* [Task prompt] Check every line of the material below for the string "importieren", and return the ones that have it.
Exercise input start
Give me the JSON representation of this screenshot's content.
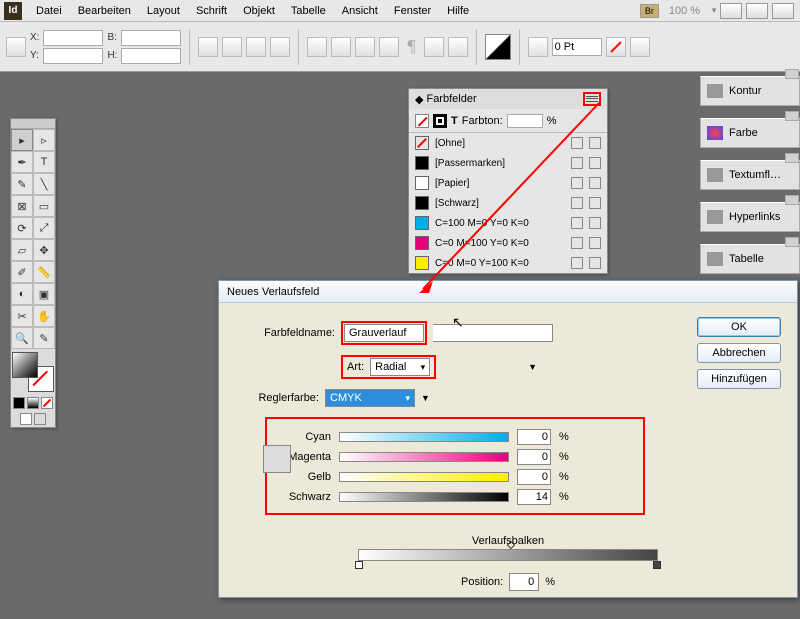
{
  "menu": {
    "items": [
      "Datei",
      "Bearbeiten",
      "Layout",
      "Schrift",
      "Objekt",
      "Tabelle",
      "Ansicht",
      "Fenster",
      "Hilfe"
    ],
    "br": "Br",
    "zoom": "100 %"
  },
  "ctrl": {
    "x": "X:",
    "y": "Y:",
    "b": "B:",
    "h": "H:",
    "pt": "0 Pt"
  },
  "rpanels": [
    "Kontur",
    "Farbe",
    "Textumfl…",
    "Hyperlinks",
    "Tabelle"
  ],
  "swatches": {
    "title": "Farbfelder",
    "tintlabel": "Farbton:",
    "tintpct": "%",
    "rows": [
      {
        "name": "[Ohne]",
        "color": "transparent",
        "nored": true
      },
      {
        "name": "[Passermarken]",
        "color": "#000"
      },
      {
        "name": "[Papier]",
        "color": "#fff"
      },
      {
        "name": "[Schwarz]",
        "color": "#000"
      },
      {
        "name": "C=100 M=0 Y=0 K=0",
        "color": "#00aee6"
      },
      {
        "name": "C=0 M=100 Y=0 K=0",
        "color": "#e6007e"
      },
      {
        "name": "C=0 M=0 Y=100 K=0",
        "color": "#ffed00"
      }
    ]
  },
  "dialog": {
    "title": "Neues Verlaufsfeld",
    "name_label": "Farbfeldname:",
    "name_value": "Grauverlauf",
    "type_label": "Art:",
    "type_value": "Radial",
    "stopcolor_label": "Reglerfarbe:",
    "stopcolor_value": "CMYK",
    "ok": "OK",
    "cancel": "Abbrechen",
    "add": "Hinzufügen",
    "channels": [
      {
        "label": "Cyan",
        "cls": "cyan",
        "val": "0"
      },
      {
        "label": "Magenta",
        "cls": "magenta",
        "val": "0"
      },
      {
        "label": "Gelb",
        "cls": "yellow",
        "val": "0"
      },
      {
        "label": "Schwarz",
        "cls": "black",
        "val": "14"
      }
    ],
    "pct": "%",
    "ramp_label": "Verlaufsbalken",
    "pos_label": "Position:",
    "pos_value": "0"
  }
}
Exercise input end
Exercise input start
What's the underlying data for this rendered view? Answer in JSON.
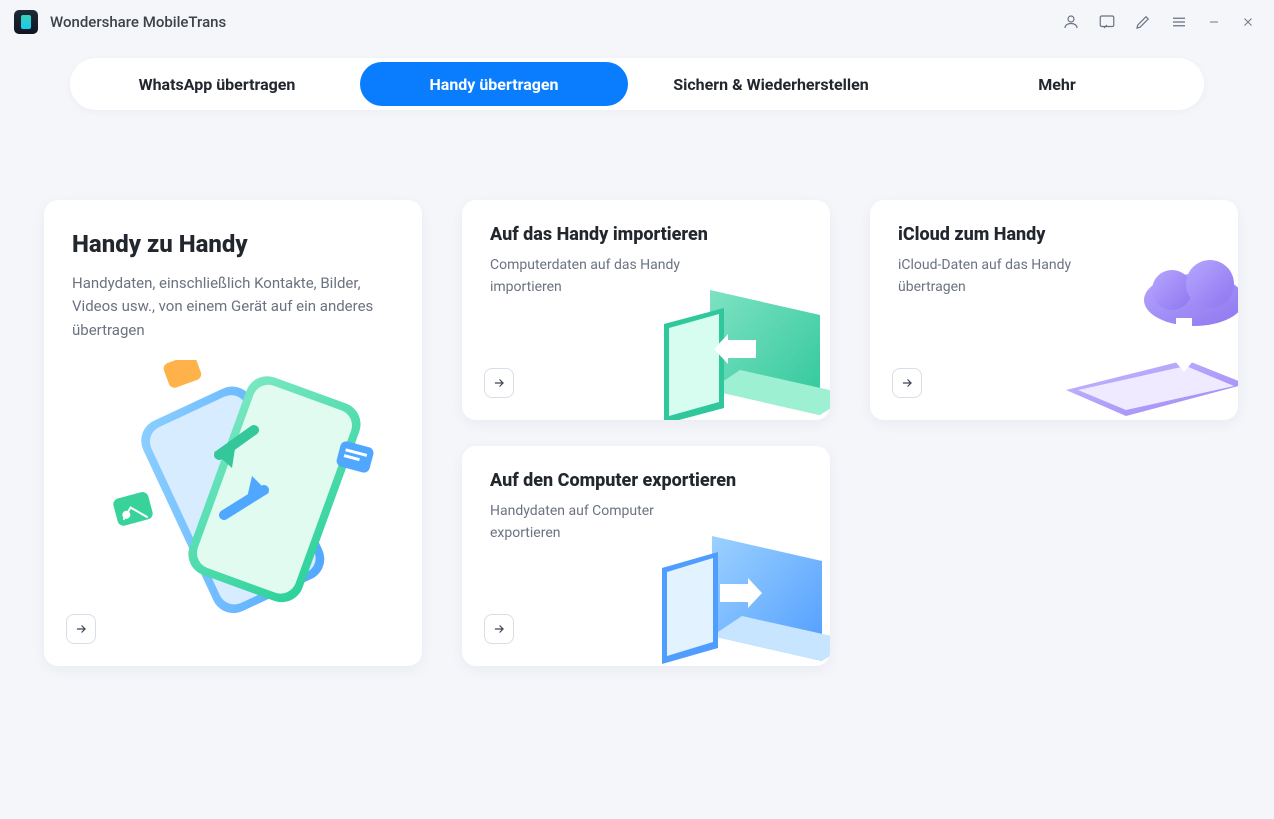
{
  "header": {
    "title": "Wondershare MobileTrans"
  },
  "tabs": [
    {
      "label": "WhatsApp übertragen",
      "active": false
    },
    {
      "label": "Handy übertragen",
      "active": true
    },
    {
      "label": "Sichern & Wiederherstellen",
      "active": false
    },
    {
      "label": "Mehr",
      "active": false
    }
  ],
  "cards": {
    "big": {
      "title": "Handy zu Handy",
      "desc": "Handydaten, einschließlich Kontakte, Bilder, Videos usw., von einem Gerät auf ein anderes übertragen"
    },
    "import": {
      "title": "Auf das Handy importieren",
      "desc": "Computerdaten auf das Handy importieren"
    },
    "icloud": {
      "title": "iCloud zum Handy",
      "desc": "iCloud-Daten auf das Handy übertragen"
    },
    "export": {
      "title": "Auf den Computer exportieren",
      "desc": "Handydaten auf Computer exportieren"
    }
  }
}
Exercise input end
* [Reply]
      "title": "Auf das Handy importieren",
      "desc": "Computerdaten auf das Handy importieren"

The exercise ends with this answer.